Instructions for the task:
Which lines below hold the word "this"? Copy all of them.

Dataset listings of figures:
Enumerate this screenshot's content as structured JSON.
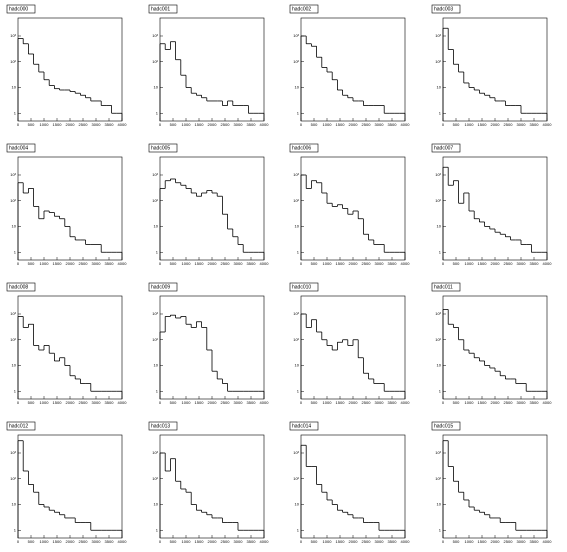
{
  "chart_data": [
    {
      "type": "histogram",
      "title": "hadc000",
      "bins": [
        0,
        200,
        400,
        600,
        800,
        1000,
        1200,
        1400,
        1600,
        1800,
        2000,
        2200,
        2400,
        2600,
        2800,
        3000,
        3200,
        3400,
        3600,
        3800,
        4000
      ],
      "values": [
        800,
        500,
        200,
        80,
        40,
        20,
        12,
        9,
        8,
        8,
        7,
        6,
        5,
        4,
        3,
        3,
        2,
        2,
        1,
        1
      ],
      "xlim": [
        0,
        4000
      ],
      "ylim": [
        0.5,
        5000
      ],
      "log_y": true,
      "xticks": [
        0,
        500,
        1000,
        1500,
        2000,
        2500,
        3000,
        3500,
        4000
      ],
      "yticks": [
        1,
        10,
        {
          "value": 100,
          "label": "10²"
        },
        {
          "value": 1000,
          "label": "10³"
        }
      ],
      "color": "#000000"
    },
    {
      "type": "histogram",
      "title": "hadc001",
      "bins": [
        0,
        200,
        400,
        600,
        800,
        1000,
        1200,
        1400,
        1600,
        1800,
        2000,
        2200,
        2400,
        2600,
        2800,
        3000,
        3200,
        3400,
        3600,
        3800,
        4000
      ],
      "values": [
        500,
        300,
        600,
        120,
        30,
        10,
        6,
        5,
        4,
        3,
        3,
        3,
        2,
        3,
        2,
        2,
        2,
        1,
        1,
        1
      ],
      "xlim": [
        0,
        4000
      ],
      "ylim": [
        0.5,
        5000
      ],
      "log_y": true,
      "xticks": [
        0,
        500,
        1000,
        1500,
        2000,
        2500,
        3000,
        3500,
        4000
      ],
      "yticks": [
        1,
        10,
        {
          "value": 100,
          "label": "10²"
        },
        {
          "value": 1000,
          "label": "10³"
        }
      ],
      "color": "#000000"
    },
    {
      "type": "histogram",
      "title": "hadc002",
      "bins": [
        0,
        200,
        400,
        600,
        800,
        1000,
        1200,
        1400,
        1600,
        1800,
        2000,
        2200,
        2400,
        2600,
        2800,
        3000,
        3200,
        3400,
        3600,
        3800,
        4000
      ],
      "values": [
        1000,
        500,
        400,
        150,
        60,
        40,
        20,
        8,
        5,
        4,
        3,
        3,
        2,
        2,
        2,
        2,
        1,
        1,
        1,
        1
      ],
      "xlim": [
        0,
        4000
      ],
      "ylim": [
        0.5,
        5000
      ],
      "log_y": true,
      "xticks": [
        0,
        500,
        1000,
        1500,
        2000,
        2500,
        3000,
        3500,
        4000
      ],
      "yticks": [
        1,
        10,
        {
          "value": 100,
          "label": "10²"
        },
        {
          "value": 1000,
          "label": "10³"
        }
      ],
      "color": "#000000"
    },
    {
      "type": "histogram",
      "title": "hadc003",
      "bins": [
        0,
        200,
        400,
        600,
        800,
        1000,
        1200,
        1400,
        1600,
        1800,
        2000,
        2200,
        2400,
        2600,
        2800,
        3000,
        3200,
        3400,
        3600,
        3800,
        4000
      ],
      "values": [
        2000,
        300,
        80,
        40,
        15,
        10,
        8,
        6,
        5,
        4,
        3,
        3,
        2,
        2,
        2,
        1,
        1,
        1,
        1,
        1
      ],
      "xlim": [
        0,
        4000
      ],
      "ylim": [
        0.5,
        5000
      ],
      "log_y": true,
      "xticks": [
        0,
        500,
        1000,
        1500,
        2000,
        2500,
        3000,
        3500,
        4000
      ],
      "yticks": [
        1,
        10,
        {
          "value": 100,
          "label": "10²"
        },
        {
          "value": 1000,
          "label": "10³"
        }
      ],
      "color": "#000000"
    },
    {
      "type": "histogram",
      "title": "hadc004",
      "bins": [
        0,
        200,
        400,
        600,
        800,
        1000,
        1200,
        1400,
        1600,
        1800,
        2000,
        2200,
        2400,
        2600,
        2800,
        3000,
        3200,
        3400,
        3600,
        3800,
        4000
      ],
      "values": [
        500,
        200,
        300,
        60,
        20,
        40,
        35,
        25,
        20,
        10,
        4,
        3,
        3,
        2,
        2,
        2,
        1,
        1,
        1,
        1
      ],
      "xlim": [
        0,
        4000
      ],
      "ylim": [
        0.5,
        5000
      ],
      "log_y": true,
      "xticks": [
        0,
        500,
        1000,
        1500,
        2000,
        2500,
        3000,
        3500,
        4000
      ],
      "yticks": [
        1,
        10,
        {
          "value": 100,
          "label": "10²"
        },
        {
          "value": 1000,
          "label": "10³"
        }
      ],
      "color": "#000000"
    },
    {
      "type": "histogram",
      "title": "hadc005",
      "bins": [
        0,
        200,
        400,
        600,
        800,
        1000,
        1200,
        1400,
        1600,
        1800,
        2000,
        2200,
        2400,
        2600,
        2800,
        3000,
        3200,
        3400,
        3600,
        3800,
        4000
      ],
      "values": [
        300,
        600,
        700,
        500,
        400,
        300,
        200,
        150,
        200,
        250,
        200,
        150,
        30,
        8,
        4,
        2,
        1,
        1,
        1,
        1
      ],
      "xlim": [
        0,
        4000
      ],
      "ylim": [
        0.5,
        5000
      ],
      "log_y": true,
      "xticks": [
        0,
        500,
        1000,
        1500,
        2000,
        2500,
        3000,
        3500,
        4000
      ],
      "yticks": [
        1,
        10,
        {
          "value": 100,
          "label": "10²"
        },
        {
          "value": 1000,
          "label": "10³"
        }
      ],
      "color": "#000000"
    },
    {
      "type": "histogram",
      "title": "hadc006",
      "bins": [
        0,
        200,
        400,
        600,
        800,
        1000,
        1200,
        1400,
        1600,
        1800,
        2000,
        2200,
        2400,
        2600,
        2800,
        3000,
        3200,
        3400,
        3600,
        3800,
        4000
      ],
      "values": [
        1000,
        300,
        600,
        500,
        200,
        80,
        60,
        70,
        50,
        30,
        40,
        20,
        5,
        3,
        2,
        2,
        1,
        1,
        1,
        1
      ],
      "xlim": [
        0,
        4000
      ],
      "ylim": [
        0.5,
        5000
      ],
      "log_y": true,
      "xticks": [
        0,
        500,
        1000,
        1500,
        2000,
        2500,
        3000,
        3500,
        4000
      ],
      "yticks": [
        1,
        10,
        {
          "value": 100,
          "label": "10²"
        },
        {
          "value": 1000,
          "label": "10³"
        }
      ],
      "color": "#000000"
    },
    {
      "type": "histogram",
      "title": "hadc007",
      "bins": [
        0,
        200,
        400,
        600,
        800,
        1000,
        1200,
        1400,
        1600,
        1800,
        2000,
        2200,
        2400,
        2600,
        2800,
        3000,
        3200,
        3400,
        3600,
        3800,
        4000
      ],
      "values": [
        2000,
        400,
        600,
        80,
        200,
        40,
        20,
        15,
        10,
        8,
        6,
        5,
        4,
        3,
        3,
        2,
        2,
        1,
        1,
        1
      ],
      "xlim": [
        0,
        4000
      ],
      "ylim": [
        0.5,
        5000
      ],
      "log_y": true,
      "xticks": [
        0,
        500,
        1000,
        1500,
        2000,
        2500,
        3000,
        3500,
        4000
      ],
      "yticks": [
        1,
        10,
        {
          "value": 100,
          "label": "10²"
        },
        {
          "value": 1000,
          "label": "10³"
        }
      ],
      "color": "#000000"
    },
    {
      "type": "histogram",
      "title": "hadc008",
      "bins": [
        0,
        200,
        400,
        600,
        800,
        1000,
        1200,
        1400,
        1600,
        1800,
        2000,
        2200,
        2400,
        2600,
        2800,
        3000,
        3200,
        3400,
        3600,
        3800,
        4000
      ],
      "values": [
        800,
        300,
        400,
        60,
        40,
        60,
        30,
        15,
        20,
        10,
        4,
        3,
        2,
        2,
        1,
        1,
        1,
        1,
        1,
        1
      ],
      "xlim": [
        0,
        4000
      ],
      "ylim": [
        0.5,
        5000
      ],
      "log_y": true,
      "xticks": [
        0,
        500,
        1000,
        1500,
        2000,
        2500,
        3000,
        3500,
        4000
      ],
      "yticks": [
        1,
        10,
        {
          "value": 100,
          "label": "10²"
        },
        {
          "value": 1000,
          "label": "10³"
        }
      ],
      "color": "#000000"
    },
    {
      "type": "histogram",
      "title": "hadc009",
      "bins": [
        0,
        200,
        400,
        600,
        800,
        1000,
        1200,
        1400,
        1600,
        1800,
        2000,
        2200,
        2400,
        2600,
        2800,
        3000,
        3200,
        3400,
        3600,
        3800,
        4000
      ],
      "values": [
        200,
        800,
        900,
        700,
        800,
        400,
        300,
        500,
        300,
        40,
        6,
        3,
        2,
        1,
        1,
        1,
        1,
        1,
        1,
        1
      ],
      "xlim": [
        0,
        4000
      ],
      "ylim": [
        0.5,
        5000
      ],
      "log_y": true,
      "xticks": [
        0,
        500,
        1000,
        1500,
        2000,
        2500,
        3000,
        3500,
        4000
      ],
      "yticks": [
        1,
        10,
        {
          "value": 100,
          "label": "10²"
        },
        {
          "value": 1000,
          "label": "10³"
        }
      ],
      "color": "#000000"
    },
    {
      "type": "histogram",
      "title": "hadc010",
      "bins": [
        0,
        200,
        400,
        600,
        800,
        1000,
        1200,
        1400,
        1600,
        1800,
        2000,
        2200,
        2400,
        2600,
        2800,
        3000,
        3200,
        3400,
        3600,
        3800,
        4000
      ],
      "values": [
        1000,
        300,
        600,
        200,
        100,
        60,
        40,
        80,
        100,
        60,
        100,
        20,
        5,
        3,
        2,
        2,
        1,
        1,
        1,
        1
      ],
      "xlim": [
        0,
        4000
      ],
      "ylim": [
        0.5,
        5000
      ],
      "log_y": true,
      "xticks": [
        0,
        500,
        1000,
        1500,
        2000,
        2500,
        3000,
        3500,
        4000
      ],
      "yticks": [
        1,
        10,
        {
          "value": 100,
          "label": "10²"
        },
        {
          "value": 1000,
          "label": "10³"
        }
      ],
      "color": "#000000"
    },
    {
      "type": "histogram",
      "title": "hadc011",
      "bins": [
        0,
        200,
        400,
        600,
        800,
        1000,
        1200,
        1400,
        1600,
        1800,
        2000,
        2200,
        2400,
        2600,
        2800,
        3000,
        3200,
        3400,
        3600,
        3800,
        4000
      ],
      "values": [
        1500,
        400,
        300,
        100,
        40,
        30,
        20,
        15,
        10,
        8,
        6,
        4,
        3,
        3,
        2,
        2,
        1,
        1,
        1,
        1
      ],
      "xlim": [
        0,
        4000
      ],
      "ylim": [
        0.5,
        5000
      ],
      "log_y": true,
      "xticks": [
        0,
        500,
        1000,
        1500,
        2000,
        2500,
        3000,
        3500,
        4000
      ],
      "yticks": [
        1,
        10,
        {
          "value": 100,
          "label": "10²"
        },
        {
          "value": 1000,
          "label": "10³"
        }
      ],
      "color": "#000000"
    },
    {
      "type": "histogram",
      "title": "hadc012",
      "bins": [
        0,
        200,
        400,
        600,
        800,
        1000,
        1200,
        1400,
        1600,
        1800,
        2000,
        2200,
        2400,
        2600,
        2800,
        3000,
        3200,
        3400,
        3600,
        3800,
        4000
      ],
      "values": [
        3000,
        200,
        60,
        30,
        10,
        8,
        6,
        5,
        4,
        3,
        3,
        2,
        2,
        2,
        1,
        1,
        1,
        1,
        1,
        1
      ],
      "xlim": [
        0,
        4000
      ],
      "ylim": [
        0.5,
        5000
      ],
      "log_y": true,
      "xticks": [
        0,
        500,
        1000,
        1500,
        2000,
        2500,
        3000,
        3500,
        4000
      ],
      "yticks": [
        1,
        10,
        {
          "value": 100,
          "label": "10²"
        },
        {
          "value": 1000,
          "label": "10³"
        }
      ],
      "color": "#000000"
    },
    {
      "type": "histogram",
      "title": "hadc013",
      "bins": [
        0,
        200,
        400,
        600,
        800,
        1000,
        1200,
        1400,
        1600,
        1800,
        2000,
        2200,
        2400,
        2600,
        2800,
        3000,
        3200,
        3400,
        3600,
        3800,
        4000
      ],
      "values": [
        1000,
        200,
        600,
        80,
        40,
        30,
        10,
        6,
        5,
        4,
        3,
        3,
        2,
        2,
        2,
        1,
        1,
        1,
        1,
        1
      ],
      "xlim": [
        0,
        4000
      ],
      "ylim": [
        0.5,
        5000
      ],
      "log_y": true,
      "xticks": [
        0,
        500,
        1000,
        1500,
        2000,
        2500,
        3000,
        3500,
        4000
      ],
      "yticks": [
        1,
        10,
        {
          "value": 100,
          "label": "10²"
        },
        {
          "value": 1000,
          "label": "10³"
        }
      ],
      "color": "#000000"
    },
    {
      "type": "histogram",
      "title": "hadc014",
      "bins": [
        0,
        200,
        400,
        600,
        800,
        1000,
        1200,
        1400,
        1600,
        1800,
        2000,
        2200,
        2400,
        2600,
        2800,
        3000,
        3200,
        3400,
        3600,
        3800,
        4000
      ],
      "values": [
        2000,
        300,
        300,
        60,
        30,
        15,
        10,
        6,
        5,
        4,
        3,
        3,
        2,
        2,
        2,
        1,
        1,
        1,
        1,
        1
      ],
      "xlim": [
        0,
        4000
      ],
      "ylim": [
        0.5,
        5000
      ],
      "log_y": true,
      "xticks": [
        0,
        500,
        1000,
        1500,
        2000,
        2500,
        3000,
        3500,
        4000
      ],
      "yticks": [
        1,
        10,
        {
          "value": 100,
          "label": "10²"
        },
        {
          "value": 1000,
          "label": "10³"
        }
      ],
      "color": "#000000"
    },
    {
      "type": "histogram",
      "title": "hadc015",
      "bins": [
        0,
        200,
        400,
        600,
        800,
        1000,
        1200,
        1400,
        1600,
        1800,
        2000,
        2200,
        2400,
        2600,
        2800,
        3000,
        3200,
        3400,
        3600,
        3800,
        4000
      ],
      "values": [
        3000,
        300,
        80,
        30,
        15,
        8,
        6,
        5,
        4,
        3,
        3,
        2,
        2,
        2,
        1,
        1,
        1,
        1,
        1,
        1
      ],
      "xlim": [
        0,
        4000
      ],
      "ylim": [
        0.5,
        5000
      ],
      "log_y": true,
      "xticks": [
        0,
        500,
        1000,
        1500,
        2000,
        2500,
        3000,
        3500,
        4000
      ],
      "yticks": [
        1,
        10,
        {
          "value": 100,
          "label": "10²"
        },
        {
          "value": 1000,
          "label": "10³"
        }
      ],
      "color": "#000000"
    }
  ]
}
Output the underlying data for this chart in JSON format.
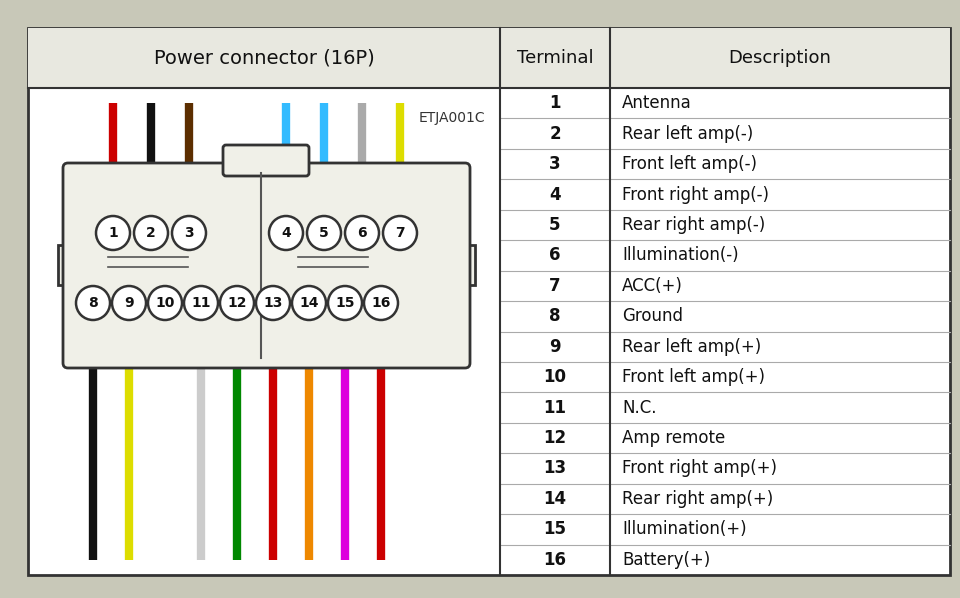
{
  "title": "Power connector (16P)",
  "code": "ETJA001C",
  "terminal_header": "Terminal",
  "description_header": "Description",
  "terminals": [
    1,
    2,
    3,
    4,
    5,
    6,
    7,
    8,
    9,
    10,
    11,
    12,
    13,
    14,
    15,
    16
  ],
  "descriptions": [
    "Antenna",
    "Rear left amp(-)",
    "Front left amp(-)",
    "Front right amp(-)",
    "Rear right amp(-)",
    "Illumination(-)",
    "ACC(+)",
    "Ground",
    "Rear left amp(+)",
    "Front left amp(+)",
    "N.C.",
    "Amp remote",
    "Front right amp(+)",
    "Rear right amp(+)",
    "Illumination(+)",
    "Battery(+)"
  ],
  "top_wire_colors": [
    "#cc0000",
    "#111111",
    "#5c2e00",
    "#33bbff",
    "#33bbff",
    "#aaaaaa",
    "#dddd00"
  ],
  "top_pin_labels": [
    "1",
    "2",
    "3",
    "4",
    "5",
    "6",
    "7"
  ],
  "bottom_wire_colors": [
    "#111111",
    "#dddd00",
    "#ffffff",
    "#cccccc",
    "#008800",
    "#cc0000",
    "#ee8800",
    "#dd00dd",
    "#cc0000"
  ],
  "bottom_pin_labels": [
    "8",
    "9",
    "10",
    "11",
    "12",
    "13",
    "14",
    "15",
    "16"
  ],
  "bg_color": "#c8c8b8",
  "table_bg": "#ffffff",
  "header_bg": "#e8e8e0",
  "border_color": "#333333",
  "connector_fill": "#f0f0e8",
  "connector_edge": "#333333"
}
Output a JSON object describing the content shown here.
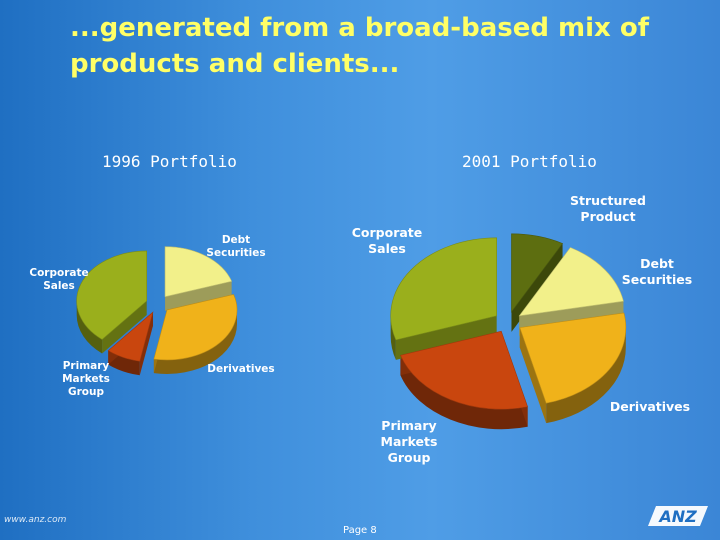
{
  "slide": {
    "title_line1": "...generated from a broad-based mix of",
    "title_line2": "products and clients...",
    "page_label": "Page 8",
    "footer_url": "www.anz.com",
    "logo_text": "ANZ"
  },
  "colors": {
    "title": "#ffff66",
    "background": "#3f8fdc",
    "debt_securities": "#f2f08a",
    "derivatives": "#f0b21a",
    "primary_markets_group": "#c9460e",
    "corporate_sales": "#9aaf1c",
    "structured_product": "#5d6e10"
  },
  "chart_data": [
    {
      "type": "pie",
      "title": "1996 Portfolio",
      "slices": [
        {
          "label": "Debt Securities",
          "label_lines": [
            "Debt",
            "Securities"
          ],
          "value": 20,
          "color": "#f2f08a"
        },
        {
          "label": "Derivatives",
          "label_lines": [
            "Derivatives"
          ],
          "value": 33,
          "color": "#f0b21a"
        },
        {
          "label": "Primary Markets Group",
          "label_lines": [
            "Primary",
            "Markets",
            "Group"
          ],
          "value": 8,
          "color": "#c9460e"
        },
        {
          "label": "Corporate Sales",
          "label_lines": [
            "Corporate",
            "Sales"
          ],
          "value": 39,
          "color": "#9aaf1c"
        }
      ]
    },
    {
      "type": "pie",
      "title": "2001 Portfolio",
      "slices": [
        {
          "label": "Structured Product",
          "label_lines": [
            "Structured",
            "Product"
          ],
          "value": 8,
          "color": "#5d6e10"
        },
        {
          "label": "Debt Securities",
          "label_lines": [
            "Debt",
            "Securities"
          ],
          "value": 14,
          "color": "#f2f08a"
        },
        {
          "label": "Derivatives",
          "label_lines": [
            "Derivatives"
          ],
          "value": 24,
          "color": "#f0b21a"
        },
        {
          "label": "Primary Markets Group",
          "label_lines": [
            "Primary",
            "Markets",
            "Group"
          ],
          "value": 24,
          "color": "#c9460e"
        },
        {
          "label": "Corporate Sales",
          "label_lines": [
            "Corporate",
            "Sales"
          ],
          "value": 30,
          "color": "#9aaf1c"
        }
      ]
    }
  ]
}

Task result:
Enumerate this screenshot's content as structured JSON.
Output the underlying data for this chart in JSON format.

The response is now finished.